▶ **TASK TO COMPLETE**
Gather every line holding the string "ASSESSMENT".

Source records
================
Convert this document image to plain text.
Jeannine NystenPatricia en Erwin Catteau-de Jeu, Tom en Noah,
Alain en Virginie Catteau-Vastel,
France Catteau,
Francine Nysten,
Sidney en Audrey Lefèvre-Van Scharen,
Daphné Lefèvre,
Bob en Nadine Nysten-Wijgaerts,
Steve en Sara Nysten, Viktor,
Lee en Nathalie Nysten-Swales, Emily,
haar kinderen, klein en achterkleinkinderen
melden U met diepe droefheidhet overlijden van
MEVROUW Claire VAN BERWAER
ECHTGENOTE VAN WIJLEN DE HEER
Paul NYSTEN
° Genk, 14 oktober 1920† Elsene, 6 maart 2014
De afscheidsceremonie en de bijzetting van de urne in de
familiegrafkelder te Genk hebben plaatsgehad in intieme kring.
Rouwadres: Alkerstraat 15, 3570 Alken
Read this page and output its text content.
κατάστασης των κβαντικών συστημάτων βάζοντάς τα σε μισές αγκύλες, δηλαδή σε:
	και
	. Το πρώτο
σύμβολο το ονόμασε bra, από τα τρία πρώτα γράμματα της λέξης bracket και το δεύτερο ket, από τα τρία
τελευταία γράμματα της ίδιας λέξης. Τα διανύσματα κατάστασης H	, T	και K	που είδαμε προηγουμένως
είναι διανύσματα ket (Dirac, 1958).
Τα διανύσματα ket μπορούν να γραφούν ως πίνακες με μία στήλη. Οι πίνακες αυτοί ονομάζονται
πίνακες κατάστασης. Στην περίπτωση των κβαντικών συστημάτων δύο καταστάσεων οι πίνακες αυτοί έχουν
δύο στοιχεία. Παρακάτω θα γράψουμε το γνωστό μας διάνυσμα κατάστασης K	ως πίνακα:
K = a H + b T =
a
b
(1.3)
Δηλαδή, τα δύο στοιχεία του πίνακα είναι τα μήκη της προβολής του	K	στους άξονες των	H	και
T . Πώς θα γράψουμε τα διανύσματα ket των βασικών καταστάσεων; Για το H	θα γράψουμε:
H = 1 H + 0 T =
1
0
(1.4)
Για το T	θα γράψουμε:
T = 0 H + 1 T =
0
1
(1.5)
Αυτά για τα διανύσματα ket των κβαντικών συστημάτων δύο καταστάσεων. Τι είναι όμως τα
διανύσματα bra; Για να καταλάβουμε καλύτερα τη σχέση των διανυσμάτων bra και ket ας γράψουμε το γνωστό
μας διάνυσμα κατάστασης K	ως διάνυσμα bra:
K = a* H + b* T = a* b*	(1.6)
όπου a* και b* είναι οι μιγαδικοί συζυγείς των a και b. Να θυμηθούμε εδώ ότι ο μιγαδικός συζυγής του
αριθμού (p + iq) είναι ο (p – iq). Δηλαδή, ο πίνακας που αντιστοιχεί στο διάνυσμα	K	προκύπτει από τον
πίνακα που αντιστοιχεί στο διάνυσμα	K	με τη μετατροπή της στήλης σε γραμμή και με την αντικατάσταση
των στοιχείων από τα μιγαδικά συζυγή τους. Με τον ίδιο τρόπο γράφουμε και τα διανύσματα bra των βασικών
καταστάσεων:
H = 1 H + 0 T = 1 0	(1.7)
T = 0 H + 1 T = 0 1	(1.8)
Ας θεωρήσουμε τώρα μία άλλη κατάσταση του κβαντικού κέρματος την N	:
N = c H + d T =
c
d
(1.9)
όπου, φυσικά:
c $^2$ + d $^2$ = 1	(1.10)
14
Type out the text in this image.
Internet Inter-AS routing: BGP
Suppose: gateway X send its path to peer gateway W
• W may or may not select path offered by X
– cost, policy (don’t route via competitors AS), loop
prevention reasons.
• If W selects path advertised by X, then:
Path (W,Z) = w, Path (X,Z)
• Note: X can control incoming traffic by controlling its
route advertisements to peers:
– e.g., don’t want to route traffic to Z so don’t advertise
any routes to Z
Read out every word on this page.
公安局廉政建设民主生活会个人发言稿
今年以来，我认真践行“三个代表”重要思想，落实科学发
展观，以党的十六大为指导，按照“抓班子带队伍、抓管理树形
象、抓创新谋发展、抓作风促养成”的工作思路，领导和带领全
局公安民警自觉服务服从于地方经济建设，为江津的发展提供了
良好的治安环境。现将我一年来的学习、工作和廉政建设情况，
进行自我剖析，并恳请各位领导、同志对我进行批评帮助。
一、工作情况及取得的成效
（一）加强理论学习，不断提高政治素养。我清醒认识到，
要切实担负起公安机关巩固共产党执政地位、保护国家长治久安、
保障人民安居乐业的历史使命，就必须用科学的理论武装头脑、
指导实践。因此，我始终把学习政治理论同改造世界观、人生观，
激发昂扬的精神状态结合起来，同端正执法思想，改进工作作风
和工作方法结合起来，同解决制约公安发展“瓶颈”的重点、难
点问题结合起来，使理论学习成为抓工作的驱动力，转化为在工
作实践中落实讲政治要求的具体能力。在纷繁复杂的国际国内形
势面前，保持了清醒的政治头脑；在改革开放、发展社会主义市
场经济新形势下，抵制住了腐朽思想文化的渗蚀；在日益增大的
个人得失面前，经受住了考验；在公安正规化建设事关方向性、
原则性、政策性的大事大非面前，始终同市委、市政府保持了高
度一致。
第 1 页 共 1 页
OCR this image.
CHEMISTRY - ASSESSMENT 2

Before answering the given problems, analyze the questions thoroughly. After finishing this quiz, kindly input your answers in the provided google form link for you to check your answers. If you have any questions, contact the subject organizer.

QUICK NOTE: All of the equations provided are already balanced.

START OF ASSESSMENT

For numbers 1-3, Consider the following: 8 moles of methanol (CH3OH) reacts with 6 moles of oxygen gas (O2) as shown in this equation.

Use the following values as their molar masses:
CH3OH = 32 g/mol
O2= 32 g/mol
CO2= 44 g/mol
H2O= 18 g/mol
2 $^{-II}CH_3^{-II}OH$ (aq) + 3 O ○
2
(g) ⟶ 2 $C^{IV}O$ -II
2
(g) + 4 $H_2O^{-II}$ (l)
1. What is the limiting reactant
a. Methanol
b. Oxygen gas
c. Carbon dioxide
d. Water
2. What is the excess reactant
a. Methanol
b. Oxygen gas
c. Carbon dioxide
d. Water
================
▶ **ANSWER FOR THIS EXERCISE**
CHEMISTRY - ASSESSMENT 2
START OF ASSESSMENT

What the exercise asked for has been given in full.